EXERCISE: What is the number of lines containing the string "RETENÇÃO"? Answer with the number only.
>>>>
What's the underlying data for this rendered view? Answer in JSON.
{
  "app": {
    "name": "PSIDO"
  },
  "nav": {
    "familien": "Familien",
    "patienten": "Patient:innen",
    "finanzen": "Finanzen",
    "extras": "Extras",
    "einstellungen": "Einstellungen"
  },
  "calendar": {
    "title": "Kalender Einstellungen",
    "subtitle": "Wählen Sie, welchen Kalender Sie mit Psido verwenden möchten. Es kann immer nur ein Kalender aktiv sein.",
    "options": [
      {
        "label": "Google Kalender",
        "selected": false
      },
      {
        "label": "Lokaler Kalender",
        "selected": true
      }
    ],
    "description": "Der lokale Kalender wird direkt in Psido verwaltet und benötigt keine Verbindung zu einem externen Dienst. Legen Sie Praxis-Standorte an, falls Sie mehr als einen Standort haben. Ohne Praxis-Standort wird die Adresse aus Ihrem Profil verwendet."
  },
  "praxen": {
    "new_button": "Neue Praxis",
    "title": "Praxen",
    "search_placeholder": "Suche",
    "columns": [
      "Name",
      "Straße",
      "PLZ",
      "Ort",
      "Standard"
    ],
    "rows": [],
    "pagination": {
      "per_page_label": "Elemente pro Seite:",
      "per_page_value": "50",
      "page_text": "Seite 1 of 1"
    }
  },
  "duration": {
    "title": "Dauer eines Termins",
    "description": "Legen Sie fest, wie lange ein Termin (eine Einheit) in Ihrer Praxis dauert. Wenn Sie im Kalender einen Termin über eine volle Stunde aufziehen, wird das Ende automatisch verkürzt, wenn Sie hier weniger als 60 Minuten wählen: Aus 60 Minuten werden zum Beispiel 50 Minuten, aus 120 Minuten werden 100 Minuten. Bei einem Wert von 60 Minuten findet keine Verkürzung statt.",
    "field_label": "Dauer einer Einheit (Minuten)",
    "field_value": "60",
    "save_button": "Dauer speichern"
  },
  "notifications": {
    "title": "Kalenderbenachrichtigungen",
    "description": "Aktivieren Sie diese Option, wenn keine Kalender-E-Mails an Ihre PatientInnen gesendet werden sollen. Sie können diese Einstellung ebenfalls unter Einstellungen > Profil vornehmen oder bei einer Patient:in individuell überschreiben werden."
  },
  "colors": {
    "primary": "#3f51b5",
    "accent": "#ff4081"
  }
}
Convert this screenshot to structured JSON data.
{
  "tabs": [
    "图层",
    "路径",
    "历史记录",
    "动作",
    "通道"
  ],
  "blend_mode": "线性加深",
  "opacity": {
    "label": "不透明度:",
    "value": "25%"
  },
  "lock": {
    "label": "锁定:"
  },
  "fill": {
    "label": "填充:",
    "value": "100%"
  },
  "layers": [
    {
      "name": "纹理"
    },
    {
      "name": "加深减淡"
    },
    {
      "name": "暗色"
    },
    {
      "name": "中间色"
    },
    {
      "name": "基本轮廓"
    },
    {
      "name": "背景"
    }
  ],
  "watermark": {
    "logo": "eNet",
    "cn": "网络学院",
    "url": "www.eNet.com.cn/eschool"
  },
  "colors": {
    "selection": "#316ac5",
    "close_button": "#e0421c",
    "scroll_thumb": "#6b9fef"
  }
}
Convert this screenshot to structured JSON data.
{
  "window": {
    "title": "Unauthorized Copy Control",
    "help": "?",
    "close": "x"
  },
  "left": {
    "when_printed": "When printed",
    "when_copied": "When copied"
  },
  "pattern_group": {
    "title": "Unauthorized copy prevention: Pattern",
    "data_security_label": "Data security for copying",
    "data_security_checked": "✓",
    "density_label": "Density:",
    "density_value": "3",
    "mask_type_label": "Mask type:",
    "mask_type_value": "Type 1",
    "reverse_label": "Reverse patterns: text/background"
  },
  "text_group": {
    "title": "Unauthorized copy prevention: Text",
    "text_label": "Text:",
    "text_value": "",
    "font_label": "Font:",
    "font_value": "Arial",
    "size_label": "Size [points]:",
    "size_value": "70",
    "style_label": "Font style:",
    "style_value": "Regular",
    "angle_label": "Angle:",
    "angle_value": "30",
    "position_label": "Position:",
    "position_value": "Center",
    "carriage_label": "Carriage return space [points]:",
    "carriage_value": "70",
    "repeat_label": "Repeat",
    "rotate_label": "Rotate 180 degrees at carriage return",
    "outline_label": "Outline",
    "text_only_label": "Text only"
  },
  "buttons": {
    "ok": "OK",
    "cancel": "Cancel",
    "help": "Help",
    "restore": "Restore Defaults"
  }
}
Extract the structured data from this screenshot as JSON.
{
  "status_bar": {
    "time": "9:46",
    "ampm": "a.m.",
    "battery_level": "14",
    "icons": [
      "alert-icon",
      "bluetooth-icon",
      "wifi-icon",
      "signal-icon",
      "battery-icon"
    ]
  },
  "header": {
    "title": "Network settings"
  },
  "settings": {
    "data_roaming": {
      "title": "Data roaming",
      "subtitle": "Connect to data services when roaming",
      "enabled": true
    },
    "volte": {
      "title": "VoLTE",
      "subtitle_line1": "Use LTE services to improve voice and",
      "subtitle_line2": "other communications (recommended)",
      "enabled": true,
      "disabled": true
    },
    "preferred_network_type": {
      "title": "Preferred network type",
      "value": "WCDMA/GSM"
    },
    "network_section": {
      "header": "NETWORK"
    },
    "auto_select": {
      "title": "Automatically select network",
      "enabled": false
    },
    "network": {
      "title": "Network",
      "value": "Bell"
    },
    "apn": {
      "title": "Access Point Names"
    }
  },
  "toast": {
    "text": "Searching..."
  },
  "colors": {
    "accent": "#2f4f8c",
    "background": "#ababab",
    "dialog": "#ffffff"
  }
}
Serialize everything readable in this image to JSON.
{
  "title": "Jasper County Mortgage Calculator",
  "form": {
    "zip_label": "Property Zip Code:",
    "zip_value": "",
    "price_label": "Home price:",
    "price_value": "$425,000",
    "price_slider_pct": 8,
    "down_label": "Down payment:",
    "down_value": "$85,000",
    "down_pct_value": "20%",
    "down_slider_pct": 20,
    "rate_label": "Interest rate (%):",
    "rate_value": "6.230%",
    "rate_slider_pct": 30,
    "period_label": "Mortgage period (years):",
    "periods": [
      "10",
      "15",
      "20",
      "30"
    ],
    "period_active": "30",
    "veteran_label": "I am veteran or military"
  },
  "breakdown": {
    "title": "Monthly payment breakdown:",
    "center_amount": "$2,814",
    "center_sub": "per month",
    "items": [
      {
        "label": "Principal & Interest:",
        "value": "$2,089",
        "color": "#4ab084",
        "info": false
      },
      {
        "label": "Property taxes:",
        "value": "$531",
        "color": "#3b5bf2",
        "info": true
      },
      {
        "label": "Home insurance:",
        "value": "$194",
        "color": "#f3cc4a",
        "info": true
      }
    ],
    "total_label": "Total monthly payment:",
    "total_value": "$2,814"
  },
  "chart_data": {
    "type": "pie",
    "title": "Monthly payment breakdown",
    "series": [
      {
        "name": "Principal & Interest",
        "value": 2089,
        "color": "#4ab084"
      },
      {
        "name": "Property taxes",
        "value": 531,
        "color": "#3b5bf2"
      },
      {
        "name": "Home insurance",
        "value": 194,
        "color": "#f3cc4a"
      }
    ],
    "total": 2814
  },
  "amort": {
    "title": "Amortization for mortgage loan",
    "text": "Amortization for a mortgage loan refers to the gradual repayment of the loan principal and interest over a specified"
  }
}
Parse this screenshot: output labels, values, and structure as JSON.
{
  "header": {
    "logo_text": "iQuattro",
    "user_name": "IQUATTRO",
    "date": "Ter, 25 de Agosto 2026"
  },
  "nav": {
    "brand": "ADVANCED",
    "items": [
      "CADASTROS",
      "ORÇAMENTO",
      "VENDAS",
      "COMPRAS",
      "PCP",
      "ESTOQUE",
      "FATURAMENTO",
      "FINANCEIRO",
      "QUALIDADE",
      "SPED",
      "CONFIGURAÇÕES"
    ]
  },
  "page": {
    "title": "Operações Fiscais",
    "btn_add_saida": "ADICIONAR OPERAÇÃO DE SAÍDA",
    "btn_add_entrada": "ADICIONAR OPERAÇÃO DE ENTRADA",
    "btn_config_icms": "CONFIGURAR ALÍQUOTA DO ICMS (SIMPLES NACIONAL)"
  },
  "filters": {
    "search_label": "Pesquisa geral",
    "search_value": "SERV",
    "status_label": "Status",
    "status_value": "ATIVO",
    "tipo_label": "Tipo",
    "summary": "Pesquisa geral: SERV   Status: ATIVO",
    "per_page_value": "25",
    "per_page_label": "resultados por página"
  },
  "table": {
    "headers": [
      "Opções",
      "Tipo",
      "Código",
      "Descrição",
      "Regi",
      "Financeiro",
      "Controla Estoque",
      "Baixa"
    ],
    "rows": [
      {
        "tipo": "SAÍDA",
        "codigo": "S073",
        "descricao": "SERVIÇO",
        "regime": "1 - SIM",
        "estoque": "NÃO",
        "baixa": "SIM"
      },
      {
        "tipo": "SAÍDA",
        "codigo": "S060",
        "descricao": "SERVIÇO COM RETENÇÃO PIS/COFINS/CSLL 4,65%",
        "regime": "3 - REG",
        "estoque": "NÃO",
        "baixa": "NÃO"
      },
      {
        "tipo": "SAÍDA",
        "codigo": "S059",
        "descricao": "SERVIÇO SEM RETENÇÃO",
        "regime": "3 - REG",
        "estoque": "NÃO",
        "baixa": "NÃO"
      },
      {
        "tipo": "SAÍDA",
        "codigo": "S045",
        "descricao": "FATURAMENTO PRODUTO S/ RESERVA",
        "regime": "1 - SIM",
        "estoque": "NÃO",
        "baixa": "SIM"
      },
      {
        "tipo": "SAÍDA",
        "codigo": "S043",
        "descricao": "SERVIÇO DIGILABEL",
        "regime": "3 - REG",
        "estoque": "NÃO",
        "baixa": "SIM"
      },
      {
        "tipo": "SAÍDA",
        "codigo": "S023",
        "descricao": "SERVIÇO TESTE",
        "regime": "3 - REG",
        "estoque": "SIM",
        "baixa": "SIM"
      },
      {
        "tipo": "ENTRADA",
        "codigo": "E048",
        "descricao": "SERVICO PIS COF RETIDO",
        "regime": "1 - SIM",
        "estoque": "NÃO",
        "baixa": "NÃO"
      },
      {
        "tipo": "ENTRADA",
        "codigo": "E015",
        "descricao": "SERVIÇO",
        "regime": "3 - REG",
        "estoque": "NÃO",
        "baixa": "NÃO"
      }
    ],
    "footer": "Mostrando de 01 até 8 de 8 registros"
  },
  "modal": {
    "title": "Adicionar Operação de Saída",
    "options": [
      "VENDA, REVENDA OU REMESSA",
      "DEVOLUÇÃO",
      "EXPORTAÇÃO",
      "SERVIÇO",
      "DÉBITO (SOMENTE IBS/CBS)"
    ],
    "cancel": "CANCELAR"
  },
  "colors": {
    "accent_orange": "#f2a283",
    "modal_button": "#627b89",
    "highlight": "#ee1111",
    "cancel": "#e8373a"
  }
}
<<<<
EXERCISE ANSWER: 2